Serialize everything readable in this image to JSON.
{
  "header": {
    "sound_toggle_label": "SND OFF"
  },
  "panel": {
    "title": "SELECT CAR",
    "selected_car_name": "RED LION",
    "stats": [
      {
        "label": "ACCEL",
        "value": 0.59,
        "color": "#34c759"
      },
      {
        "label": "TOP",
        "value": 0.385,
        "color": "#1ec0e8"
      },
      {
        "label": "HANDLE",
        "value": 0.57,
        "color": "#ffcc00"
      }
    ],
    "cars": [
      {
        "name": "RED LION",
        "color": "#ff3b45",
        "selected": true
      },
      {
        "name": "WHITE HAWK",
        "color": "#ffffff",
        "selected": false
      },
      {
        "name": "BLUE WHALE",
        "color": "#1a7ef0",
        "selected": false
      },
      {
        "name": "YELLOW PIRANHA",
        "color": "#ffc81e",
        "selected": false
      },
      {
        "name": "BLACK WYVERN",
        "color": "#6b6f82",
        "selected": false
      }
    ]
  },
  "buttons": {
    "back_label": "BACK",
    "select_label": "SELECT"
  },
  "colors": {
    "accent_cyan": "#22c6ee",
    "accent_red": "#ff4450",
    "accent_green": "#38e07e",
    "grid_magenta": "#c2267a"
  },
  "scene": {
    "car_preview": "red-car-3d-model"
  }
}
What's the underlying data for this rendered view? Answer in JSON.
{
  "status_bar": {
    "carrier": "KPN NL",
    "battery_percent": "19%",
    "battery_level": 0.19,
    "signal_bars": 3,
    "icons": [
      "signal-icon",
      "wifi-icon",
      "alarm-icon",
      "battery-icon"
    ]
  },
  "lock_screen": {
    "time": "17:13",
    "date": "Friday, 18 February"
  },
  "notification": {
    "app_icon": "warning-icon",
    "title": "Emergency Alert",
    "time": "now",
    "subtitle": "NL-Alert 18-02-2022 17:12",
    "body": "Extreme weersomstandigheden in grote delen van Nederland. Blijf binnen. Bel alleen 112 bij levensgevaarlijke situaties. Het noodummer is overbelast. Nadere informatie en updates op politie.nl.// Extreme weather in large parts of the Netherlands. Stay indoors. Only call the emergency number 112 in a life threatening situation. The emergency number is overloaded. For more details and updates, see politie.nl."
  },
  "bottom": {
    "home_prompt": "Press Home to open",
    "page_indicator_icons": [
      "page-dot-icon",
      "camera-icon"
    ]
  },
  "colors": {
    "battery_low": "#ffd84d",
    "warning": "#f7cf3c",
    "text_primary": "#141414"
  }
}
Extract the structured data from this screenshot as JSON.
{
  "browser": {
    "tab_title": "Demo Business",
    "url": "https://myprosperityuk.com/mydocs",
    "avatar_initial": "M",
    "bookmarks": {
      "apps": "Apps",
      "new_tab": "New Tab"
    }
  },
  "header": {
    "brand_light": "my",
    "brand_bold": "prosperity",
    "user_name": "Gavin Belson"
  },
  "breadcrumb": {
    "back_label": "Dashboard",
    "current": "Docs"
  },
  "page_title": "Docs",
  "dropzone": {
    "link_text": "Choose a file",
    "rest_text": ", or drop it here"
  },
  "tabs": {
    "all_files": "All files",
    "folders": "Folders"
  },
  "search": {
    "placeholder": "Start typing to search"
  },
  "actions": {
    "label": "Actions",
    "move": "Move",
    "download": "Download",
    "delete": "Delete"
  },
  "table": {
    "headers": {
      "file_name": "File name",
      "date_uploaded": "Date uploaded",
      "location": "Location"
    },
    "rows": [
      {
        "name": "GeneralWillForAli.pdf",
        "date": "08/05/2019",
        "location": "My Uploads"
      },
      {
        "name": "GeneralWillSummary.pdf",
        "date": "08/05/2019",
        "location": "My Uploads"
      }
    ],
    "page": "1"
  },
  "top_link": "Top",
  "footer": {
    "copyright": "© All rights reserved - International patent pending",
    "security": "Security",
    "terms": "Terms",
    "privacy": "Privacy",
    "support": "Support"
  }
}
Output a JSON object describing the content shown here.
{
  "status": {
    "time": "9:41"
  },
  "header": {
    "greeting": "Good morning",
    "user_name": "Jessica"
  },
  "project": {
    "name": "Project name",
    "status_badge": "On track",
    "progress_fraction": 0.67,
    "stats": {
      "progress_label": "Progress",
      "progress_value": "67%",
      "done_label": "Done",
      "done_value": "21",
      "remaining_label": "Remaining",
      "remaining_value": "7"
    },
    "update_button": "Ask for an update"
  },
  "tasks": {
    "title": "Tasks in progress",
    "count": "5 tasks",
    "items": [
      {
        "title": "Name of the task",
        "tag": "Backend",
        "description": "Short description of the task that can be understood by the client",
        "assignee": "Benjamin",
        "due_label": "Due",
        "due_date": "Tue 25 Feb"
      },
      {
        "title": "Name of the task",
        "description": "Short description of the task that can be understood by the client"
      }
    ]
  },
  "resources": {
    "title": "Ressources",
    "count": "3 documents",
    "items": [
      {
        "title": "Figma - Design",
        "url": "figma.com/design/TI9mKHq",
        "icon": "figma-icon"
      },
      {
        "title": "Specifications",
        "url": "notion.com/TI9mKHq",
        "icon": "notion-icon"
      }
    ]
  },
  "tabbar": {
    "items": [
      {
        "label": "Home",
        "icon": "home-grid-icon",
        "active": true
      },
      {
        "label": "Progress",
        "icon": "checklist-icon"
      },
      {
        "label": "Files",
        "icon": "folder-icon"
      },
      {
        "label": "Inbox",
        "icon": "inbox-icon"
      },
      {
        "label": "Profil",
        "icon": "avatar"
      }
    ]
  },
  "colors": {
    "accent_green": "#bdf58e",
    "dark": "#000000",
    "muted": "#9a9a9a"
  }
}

━━━━

# WHAT YOU NEED TO DO:
Reproduce the full listing word for word.

# RESULT BELOW:
Serialize everything readable in this image to JSON.
{
  "header": {
    "sound_toggle_label": "SND OFF"
  },
  "panel": {
    "title": "SELECT CAR",
    "selected_car_name": "RED LION",
    "stats": [
      {
        "label": "ACCEL",
        "value": 0.59,
        "color": "#34c759"
      },
      {
        "label": "TOP",
        "value": 0.385,
        "color": "#1ec0e8"
      },
      {
        "label": "HANDLE",
        "value": 0.57,
        "color": "#ffcc00"
      }
    ],
    "cars": [
      {
        "name": "RED LION",
        "color": "#ff3b45",
        "selected": true
      },
      {
        "name": "WHITE HAWK",
        "color": "#ffffff",
        "selected": false
      },
      {
        "name": "BLUE WHALE",
        "color": "#1a7ef0",
        "selected": false
      },
      {
        "name": "YELLOW PIRANHA",
        "color": "#ffc81e",
        "selected": false
      },
      {
        "name": "BLACK WYVERN",
        "color": "#6b6f82",
        "selected": false
      }
    ]
  },
  "buttons": {
    "back_label": "BACK",
    "select_label": "SELECT"
  },
  "colors": {
    "accent_cyan": "#22c6ee",
    "accent_red": "#ff4450",
    "accent_green": "#38e07e",
    "grid_magenta": "#c2267a"
  },
  "scene": {
    "car_preview": "red-car-3d-model"
  }
}
What's the underlying data for this rendered view? Answer in JSON.
{
  "status_bar": {
    "carrier": "KPN NL",
    "battery_percent": "19%",
    "battery_level": 0.19,
    "signal_bars": 3,
    "icons": [
      "signal-icon",
      "wifi-icon",
      "alarm-icon",
      "battery-icon"
    ]
  },
  "lock_screen": {
    "time": "17:13",
    "date": "Friday, 18 February"
  },
  "notification": {
    "app_icon": "warning-icon",
    "title": "Emergency Alert",
    "time": "now",
    "subtitle": "NL-Alert 18-02-2022 17:12",
    "body": "Extreme weersomstandigheden in grote delen van Nederland. Blijf binnen. Bel alleen 112 bij levensgevaarlijke situaties. Het noodummer is overbelast. Nadere informatie en updates op politie.nl.// Extreme weather in large parts of the Netherlands. Stay indoors. Only call the emergency number 112 in a life threatening situation. The emergency number is overloaded. For more details and updates, see politie.nl."
  },
  "bottom": {
    "home_prompt": "Press Home to open",
    "page_indicator_icons": [
      "page-dot-icon",
      "camera-icon"
    ]
  },
  "colors": {
    "battery_low": "#ffd84d",
    "warning": "#f7cf3c",
    "text_primary": "#141414"
  }
}
Extract the structured data from this screenshot as JSON.
{
  "browser": {
    "tab_title": "Demo Business",
    "url": "https://myprosperityuk.com/mydocs",
    "avatar_initial": "M",
    "bookmarks": {
      "apps": "Apps",
      "new_tab": "New Tab"
    }
  },
  "header": {
    "brand_light": "my",
    "brand_bold": "prosperity",
    "user_name": "Gavin Belson"
  },
  "breadcrumb": {
    "back_label": "Dashboard",
    "current": "Docs"
  },
  "page_title": "Docs",
  "dropzone": {
    "link_text": "Choose a file",
    "rest_text": ", or drop it here"
  },
  "tabs": {
    "all_files": "All files",
    "folders": "Folders"
  },
  "search": {
    "placeholder": "Start typing to search"
  },
  "actions": {
    "label": "Actions",
    "move": "Move",
    "download": "Download",
    "delete": "Delete"
  },
  "table": {
    "headers": {
      "file_name": "File name",
      "date_uploaded": "Date uploaded",
      "location": "Location"
    },
    "rows": [
      {
        "name": "GeneralWillForAli.pdf",
        "date": "08/05/2019",
        "location": "My Uploads"
      },
      {
        "name": "GeneralWillSummary.pdf",
        "date": "08/05/2019",
        "location": "My Uploads"
      }
    ],
    "page": "1"
  },
  "top_link": "Top",
  "footer": {
    "copyright": "© All rights reserved - International patent pending",
    "security": "Security",
    "terms": "Terms",
    "privacy": "Privacy",
    "support": "Support"
  }
}
Output a JSON object describing the content shown here.
{
  "status": {
    "time": "9:41"
  },
  "header": {
    "greeting": "Good morning",
    "user_name": "Jessica"
  },
  "project": {
    "name": "Project name",
    "status_badge": "On track",
    "progress_fraction": 0.67,
    "stats": {
      "progress_label": "Progress",
      "progress_value": "67%",
      "done_label": "Done",
      "done_value": "21",
      "remaining_label": "Remaining",
      "remaining_value": "7"
    },
    "update_button": "Ask for an update"
  },
  "tasks": {
    "title": "Tasks in progress",
    "count": "5 tasks",
    "items": [
      {
        "title": "Name of the task",
        "tag": "Backend",
        "description": "Short description of the task that can be understood by the client",
        "assignee": "Benjamin",
        "due_label": "Due",
        "due_date": "Tue 25 Feb"
      },
      {
        "title": "Name of the task",
        "description": "Short description of the task that can be understood by the client"
      }
    ]
  },
  "resources": {
    "title": "Ressources",
    "count": "3 documents",
    "items": [
      {
        "title": "Figma - Design",
        "url": "figma.com/design/TI9mKHq",
        "icon": "figma-icon"
      },
      {
        "title": "Specifications",
        "url": "notion.com/TI9mKHq",
        "icon": "notion-icon"
      }
    ]
  },
  "tabbar": {
    "items": [
      {
        "label": "Home",
        "icon": "home-grid-icon",
        "active": true
      },
      {
        "label": "Progress",
        "icon": "checklist-icon"
      },
      {
        "label": "Files",
        "icon": "folder-icon"
      },
      {
        "label": "Inbox",
        "icon": "inbox-icon"
      },
      {
        "label": "Profil",
        "icon": "avatar"
      }
    ]
  },
  "colors": {
    "accent_green": "#bdf58e",
    "dark": "#000000",
    "muted": "#9a9a9a"
  }
}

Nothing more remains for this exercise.